::: The records

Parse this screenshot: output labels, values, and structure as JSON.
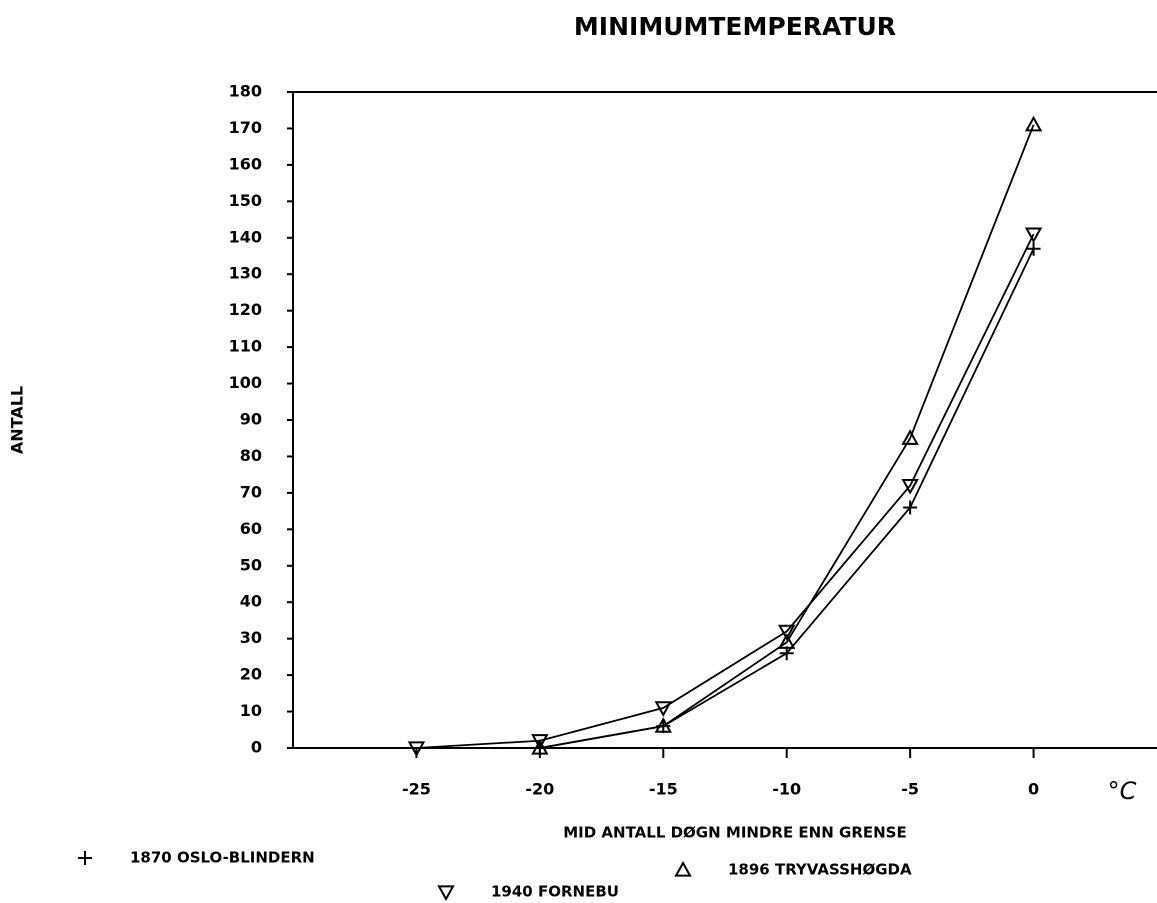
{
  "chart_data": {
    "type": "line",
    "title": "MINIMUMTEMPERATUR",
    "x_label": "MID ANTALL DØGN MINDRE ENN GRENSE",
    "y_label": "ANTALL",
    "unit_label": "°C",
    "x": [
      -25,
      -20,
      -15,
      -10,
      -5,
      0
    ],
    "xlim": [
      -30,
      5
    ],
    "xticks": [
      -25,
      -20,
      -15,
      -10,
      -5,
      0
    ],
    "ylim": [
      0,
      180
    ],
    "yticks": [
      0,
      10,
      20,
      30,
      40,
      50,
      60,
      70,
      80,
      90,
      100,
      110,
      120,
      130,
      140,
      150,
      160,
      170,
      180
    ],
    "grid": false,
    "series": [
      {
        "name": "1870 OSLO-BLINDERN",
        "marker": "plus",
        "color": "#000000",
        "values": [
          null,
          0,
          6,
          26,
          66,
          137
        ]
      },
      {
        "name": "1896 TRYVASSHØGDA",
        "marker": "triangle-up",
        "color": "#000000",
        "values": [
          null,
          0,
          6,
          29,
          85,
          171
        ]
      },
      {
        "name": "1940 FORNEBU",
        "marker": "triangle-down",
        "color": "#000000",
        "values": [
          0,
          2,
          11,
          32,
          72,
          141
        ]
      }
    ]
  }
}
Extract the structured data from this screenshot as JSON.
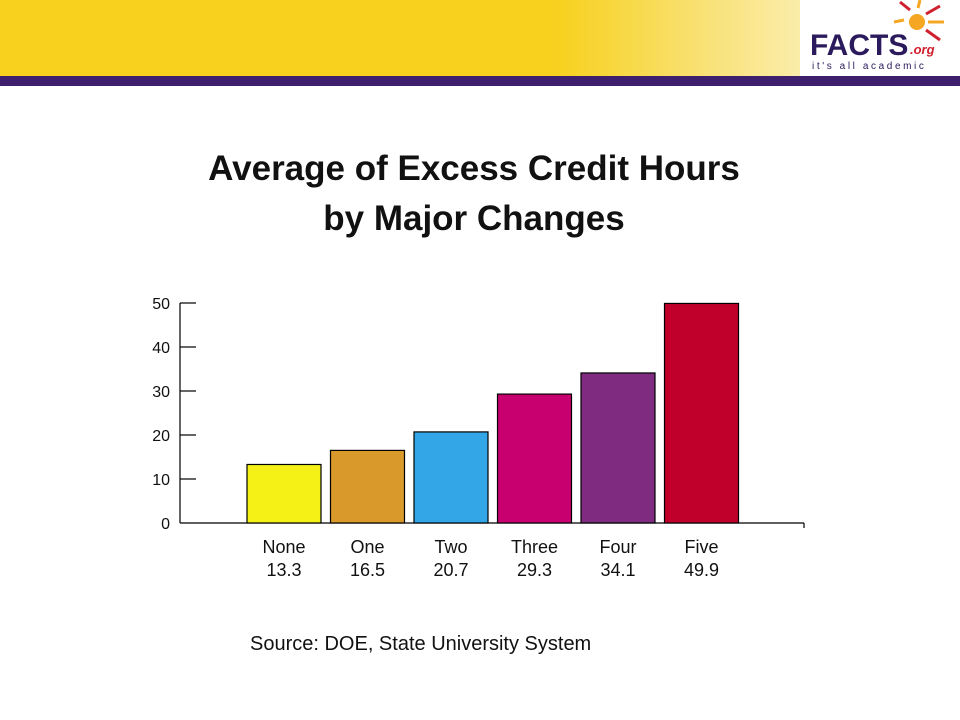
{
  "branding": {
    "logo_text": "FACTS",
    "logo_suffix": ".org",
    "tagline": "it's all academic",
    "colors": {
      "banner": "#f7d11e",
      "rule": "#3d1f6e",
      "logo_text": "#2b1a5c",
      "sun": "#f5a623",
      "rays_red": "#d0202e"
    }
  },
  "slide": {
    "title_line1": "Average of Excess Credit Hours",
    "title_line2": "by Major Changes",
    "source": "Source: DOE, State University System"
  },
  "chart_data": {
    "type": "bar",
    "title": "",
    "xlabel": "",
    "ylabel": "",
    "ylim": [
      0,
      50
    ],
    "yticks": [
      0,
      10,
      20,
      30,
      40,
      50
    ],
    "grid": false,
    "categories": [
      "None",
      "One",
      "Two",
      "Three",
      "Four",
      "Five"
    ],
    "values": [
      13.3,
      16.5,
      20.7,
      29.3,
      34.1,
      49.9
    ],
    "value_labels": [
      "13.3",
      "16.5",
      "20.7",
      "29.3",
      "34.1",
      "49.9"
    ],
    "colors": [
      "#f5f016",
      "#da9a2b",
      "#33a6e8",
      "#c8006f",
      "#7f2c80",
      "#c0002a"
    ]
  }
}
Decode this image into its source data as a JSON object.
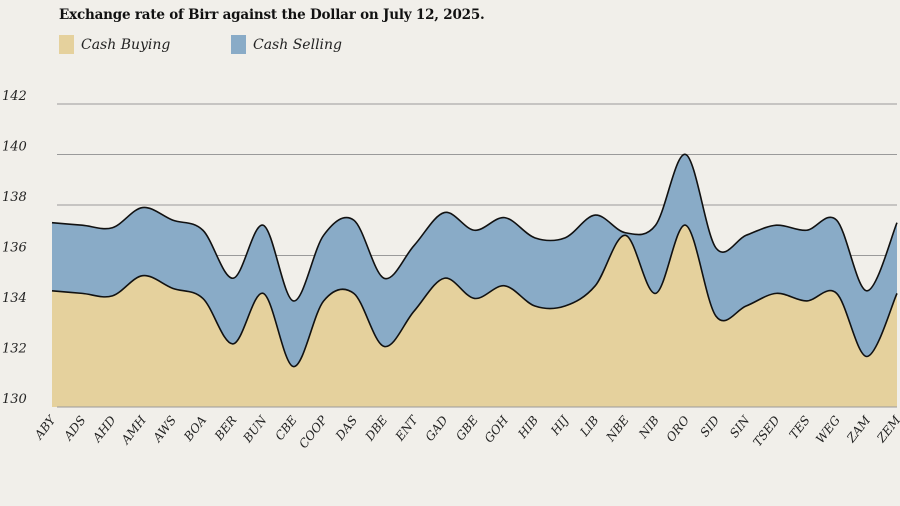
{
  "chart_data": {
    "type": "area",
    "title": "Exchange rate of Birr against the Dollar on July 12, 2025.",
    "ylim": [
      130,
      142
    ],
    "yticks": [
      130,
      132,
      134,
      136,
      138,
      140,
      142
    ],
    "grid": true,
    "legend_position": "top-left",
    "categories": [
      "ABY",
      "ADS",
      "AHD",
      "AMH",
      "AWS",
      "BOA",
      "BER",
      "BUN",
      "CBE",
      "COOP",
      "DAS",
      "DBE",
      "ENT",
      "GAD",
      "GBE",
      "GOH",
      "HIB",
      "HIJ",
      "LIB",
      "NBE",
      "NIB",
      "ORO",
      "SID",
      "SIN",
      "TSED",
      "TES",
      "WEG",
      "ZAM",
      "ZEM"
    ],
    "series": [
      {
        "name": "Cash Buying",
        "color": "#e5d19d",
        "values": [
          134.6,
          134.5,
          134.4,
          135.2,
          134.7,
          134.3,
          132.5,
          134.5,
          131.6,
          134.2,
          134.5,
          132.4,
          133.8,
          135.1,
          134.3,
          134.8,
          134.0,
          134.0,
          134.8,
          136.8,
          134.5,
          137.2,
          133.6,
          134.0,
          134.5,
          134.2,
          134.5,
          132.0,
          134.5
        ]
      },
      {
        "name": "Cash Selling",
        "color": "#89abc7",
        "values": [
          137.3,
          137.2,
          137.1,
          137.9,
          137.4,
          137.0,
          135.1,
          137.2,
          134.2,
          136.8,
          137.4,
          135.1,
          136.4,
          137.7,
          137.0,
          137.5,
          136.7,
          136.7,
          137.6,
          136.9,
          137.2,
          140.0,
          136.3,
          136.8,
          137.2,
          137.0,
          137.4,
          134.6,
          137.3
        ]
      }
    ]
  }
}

::::::

# What is being asked
Without including any pictures, reproduce the listing exactly.

# Task output
Parse this screenshot: output labels, values, and structure as JSON.
{
  "chart_data": {
    "type": "line",
    "title": "MINIMUMTEMPERATUR",
    "x_label": "MID ANTALL DØGN MINDRE ENN GRENSE",
    "y_label": "ANTALL",
    "unit_label": "°C",
    "x": [
      -25,
      -20,
      -15,
      -10,
      -5,
      0
    ],
    "xlim": [
      -30,
      5
    ],
    "xticks": [
      -25,
      -20,
      -15,
      -10,
      -5,
      0
    ],
    "ylim": [
      0,
      180
    ],
    "yticks": [
      0,
      10,
      20,
      30,
      40,
      50,
      60,
      70,
      80,
      90,
      100,
      110,
      120,
      130,
      140,
      150,
      160,
      170,
      180
    ],
    "grid": false,
    "series": [
      {
        "name": "1870 OSLO-BLINDERN",
        "marker": "plus",
        "color": "#000000",
        "values": [
          null,
          0,
          6,
          26,
          66,
          137
        ]
      },
      {
        "name": "1896 TRYVASSHØGDA",
        "marker": "triangle-up",
        "color": "#000000",
        "values": [
          null,
          0,
          6,
          29,
          85,
          171
        ]
      },
      {
        "name": "1940 FORNEBU",
        "marker": "triangle-down",
        "color": "#000000",
        "values": [
          0,
          2,
          11,
          32,
          72,
          141
        ]
      }
    ]
  }
}
Extract the structured data from this screenshot as JSON.
{
  "branding": {
    "logo_text": "FACTS",
    "logo_suffix": ".org",
    "tagline": "it's all academic",
    "colors": {
      "banner": "#f7d11e",
      "rule": "#3d1f6e",
      "logo_text": "#2b1a5c",
      "sun": "#f5a623",
      "rays_red": "#d0202e"
    }
  },
  "slide": {
    "title_line1": "Average of Excess Credit Hours",
    "title_line2": "by Major Changes",
    "source": "Source: DOE, State University System"
  },
  "chart_data": {
    "type": "bar",
    "title": "",
    "xlabel": "",
    "ylabel": "",
    "ylim": [
      0,
      50
    ],
    "yticks": [
      0,
      10,
      20,
      30,
      40,
      50
    ],
    "grid": false,
    "categories": [
      "None",
      "One",
      "Two",
      "Three",
      "Four",
      "Five"
    ],
    "values": [
      13.3,
      16.5,
      20.7,
      29.3,
      34.1,
      49.9
    ],
    "value_labels": [
      "13.3",
      "16.5",
      "20.7",
      "29.3",
      "34.1",
      "49.9"
    ],
    "colors": [
      "#f5f016",
      "#da9a2b",
      "#33a6e8",
      "#c8006f",
      "#7f2c80",
      "#c0002a"
    ]
  }
}
Decode this image into its source data as a JSON object.
{
  "chart_data": {
    "type": "area",
    "title": "Exchange rate of Birr against the Dollar on July 12, 2025.",
    "ylim": [
      130,
      142
    ],
    "yticks": [
      130,
      132,
      134,
      136,
      138,
      140,
      142
    ],
    "grid": true,
    "legend_position": "top-left",
    "categories": [
      "ABY",
      "ADS",
      "AHD",
      "AMH",
      "AWS",
      "BOA",
      "BER",
      "BUN",
      "CBE",
      "COOP",
      "DAS",
      "DBE",
      "ENT",
      "GAD",
      "GBE",
      "GOH",
      "HIB",
      "HIJ",
      "LIB",
      "NBE",
      "NIB",
      "ORO",
      "SID",
      "SIN",
      "TSED",
      "TES",
      "WEG",
      "ZAM",
      "ZEM"
    ],
    "series": [
      {
        "name": "Cash Buying",
        "color": "#e5d19d",
        "values": [
          134.6,
          134.5,
          134.4,
          135.2,
          134.7,
          134.3,
          132.5,
          134.5,
          131.6,
          134.2,
          134.5,
          132.4,
          133.8,
          135.1,
          134.3,
          134.8,
          134.0,
          134.0,
          134.8,
          136.8,
          134.5,
          137.2,
          133.6,
          134.0,
          134.5,
          134.2,
          134.5,
          132.0,
          134.5
        ]
      },
      {
        "name": "Cash Selling",
        "color": "#89abc7",
        "values": [
          137.3,
          137.2,
          137.1,
          137.9,
          137.4,
          137.0,
          135.1,
          137.2,
          134.2,
          136.8,
          137.4,
          135.1,
          136.4,
          137.7,
          137.0,
          137.5,
          136.7,
          136.7,
          137.6,
          136.9,
          137.2,
          140.0,
          136.3,
          136.8,
          137.2,
          137.0,
          137.4,
          134.6,
          137.3
        ]
      }
    ]
  }
}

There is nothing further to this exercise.